Repeat what the lines below say, word for word, and skip every image.
==== Data excerpts ====
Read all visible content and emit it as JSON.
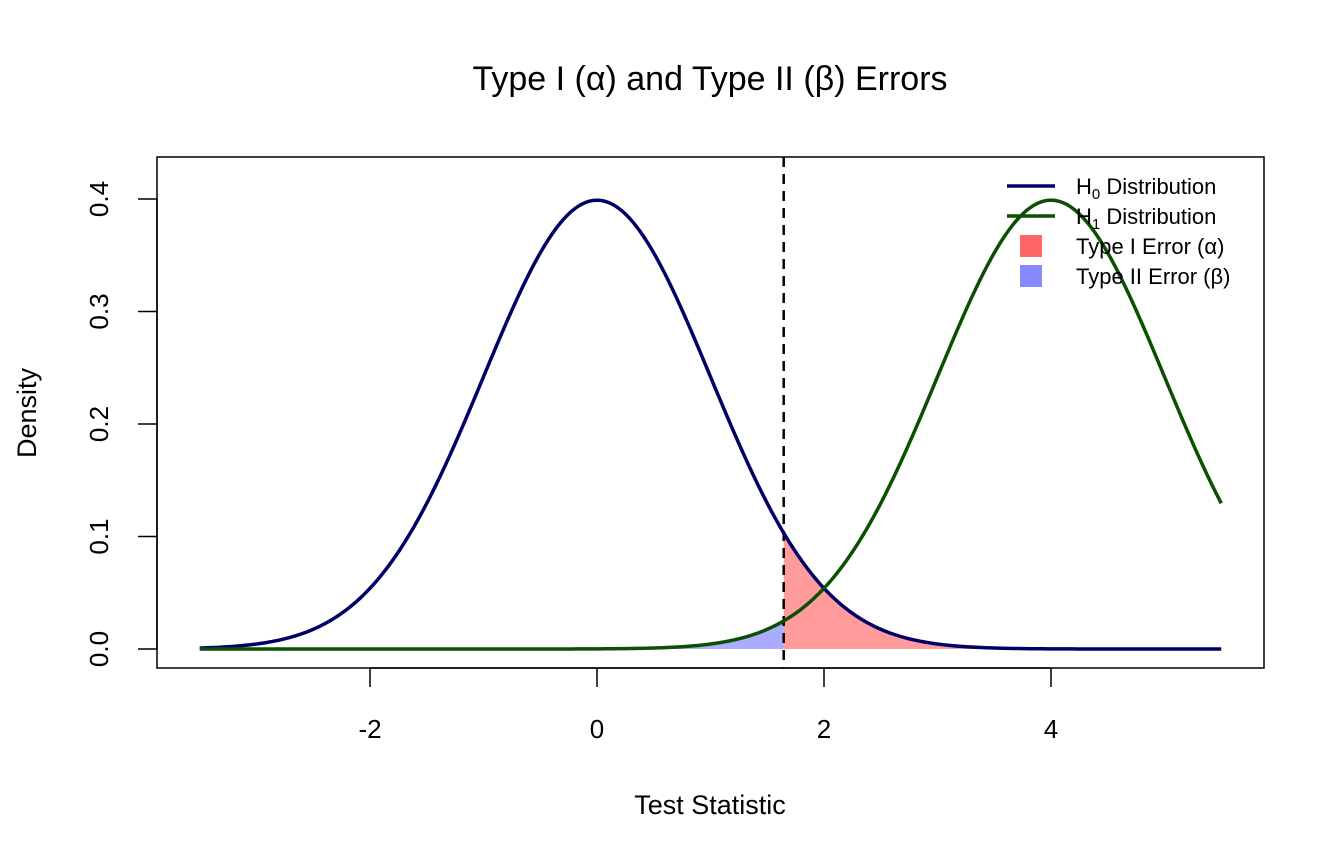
{
  "chart_data": {
    "type": "line",
    "title": "Type I (α) and Type II (β) Errors",
    "xlabel": "Test Statistic",
    "ylabel": "Density",
    "xlim": [
      -3.5,
      5.5
    ],
    "ylim": [
      0,
      0.4
    ],
    "x_ticks": [
      -2,
      0,
      2,
      4
    ],
    "x_tick_labels": [
      "-2",
      "0",
      "2",
      "4"
    ],
    "y_ticks": [
      0.0,
      0.1,
      0.2,
      0.3,
      0.4
    ],
    "y_tick_labels": [
      "0.0",
      "0.1",
      "0.2",
      "0.3",
      "0.4"
    ],
    "critical_value": 1.645,
    "grid": false,
    "legend_position": "top-right",
    "series": [
      {
        "name": "H0 Distribution",
        "distribution": "normal",
        "mean": 0,
        "sd": 1,
        "color": "#000066"
      },
      {
        "name": "H1 Distribution",
        "distribution": "normal",
        "mean": 4,
        "sd": 1,
        "color": "#0b4f00"
      }
    ],
    "shaded_regions": [
      {
        "name": "Type I Error (α)",
        "under": "H0 Distribution",
        "from": 1.645,
        "to": 5.5,
        "color": "#ff6666"
      },
      {
        "name": "Type II Error (β)",
        "under": "H1 Distribution",
        "from": -3.5,
        "to": 1.645,
        "color": "#8888ff"
      }
    ],
    "legend": [
      {
        "main": "H",
        "sub": "0",
        "rest": " Distribution",
        "kind": "line",
        "color": "#000066"
      },
      {
        "main": "H",
        "sub": "1",
        "rest": " Distribution",
        "kind": "line",
        "color": "#0b4f00"
      },
      {
        "main": "Type I Error (α)",
        "sub": "",
        "rest": "",
        "kind": "box",
        "color": "#ff6666"
      },
      {
        "main": "Type II Error (β)",
        "sub": "",
        "rest": "",
        "kind": "box",
        "color": "#8888ff"
      }
    ]
  }
}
====
Written solution.
Read all visible content and emit it as JSON.
{
  "chart_data": {
    "type": "line",
    "title": "Type I (α) and Type II (β) Errors",
    "xlabel": "Test Statistic",
    "ylabel": "Density",
    "xlim": [
      -3.5,
      5.5
    ],
    "ylim": [
      0,
      0.4
    ],
    "x_ticks": [
      -2,
      0,
      2,
      4
    ],
    "x_tick_labels": [
      "-2",
      "0",
      "2",
      "4"
    ],
    "y_ticks": [
      0.0,
      0.1,
      0.2,
      0.3,
      0.4
    ],
    "y_tick_labels": [
      "0.0",
      "0.1",
      "0.2",
      "0.3",
      "0.4"
    ],
    "critical_value": 1.645,
    "grid": false,
    "legend_position": "top-right",
    "series": [
      {
        "name": "H0 Distribution",
        "distribution": "normal",
        "mean": 0,
        "sd": 1,
        "color": "#000066"
      },
      {
        "name": "H1 Distribution",
        "distribution": "normal",
        "mean": 4,
        "sd": 1,
        "color": "#0b4f00"
      }
    ],
    "shaded_regions": [
      {
        "name": "Type I Error (α)",
        "under": "H0 Distribution",
        "from": 1.645,
        "to": 5.5,
        "color": "#ff6666"
      },
      {
        "name": "Type II Error (β)",
        "under": "H1 Distribution",
        "from": -3.5,
        "to": 1.645,
        "color": "#8888ff"
      }
    ],
    "legend": [
      {
        "main": "H",
        "sub": "0",
        "rest": " Distribution",
        "kind": "line",
        "color": "#000066"
      },
      {
        "main": "H",
        "sub": "1",
        "rest": " Distribution",
        "kind": "line",
        "color": "#0b4f00"
      },
      {
        "main": "Type I Error (α)",
        "sub": "",
        "rest": "",
        "kind": "box",
        "color": "#ff6666"
      },
      {
        "main": "Type II Error (β)",
        "sub": "",
        "rest": "",
        "kind": "box",
        "color": "#8888ff"
      }
    ]
  }
}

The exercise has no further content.